■ Exercise directions
Identify and copy all lines of the material where the string "with" is found.

>> START Records for the exercise

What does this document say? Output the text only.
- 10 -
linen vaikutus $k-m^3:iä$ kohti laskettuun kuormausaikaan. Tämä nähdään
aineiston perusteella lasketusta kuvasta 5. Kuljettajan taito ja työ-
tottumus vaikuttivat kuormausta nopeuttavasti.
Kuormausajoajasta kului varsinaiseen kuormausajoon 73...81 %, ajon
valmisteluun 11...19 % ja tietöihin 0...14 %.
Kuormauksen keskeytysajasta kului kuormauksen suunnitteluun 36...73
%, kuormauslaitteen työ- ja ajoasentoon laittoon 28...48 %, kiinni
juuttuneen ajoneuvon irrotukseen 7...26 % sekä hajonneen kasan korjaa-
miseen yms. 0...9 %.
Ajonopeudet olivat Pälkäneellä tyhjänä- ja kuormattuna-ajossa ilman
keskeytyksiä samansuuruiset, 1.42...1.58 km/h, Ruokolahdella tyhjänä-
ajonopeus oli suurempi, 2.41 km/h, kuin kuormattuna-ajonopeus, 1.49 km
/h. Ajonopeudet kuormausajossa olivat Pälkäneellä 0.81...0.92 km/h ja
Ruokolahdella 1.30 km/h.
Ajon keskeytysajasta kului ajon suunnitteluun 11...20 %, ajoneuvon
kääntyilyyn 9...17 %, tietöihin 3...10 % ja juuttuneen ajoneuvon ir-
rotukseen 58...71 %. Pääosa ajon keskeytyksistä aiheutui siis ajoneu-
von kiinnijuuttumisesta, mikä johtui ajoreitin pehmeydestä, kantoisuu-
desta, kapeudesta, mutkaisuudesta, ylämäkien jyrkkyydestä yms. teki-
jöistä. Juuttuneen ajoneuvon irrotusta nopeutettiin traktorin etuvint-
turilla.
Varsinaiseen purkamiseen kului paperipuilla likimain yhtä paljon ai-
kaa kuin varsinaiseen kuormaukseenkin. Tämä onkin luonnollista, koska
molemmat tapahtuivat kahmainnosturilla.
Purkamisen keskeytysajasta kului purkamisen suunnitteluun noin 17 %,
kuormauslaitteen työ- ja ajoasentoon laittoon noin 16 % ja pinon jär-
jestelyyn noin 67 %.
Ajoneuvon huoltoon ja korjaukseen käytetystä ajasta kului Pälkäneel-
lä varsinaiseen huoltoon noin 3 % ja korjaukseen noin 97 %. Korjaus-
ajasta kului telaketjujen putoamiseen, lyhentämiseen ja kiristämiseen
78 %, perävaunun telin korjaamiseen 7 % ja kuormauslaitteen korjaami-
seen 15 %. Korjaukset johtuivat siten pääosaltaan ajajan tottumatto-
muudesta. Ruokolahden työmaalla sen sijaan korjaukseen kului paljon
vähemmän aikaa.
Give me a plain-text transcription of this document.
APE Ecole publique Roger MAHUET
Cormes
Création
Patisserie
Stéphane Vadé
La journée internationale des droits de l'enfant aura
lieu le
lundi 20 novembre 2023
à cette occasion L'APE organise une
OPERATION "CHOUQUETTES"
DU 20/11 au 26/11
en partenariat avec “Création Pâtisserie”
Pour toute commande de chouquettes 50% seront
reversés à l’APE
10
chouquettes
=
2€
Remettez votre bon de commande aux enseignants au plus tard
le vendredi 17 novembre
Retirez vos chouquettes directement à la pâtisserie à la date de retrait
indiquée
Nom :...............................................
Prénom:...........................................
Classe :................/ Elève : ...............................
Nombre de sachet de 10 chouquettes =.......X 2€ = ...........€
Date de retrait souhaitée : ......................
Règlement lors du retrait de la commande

>> END Records for the exercise
>> START Records for the exercise

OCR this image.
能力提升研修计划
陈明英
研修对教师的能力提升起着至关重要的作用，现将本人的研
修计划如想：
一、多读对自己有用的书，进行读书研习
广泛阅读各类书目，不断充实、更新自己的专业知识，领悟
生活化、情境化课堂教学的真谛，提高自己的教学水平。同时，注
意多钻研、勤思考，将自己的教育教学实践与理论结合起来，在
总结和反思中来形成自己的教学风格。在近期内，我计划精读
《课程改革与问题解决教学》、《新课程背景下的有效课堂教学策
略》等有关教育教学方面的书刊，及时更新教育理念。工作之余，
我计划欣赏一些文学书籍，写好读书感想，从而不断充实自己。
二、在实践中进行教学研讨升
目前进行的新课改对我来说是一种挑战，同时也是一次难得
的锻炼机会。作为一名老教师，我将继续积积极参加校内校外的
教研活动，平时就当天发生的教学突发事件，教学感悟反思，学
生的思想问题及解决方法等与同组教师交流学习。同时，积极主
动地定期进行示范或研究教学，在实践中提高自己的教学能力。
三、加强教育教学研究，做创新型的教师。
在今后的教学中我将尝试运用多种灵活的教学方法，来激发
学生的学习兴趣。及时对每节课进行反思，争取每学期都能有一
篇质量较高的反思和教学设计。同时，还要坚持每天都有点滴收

>> END Records for the exercise
>> START Records for the exercise

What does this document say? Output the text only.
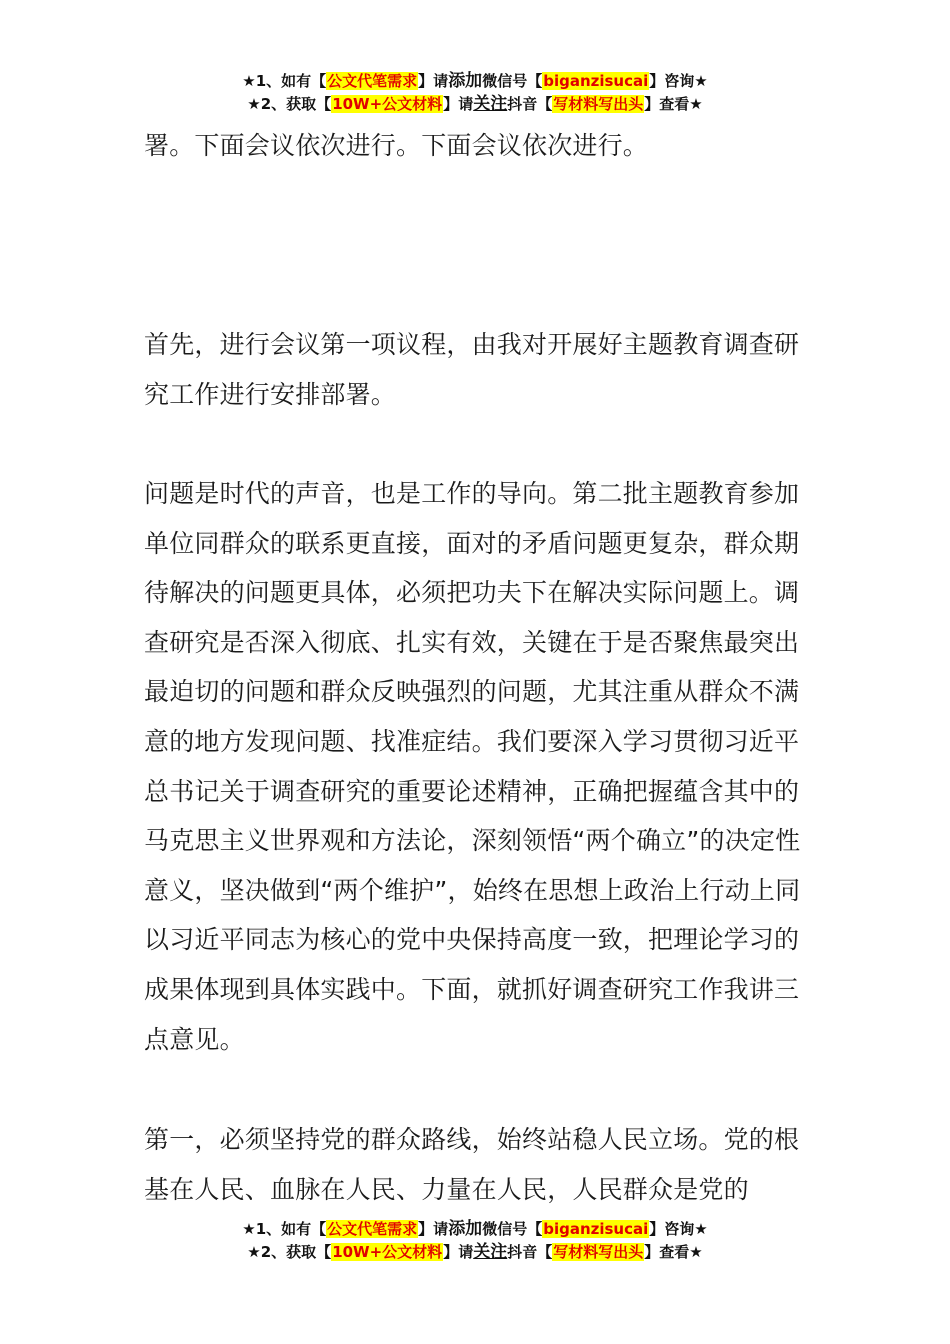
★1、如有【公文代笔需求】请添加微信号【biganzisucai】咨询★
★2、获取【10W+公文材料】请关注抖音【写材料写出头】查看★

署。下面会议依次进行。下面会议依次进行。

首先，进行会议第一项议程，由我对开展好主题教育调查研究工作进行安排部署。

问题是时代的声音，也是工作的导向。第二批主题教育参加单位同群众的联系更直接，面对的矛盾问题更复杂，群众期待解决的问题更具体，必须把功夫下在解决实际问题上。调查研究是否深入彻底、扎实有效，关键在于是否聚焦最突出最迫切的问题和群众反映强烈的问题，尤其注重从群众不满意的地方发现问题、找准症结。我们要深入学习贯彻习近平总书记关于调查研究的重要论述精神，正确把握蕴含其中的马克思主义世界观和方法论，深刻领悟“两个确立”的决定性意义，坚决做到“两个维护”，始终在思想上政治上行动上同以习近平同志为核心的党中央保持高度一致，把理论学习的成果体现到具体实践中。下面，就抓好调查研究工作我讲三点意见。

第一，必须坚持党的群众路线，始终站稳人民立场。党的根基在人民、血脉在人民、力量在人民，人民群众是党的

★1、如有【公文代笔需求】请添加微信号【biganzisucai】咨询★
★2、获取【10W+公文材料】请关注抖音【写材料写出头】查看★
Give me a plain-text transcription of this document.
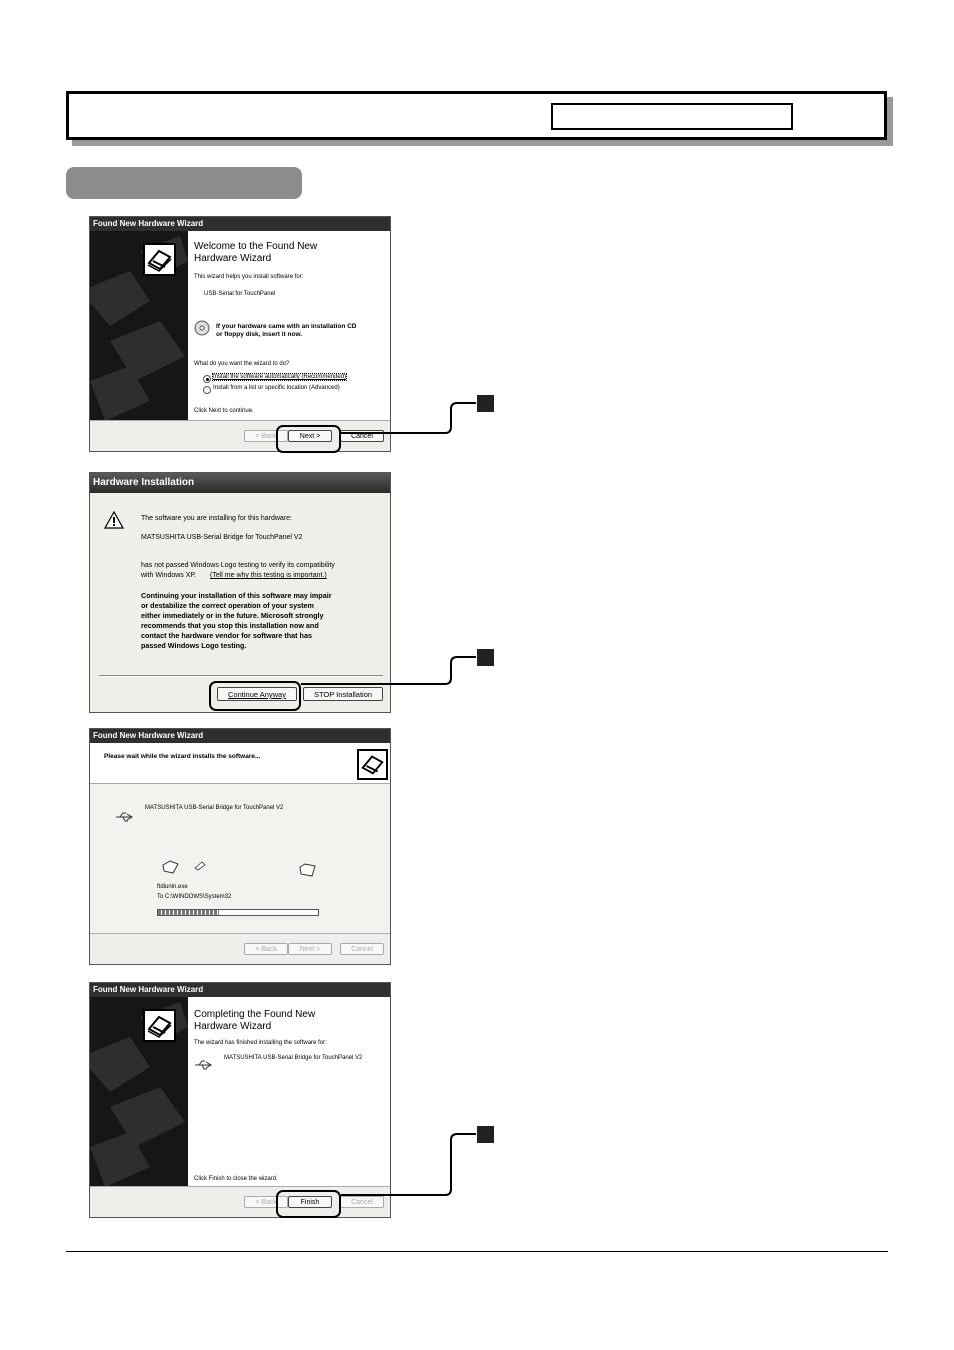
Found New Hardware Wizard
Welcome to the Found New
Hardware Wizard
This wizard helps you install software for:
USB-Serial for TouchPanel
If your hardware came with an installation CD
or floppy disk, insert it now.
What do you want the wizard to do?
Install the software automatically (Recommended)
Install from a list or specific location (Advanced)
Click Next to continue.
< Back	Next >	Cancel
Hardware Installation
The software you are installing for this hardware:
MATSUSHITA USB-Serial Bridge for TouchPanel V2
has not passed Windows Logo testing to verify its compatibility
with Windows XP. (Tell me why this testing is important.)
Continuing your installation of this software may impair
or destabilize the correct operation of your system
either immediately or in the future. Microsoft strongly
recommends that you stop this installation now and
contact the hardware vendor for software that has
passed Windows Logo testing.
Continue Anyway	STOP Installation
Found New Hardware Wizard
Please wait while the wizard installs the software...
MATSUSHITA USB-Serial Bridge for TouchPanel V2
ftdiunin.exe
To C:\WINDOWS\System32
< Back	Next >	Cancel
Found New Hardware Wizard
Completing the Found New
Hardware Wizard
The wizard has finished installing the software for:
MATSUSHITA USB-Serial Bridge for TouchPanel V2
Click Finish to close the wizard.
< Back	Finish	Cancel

>> END Records for the exercise

■ Exercise output
If your hardware came with an installation CD
with Windows XP. (Tell me why this testing is important.)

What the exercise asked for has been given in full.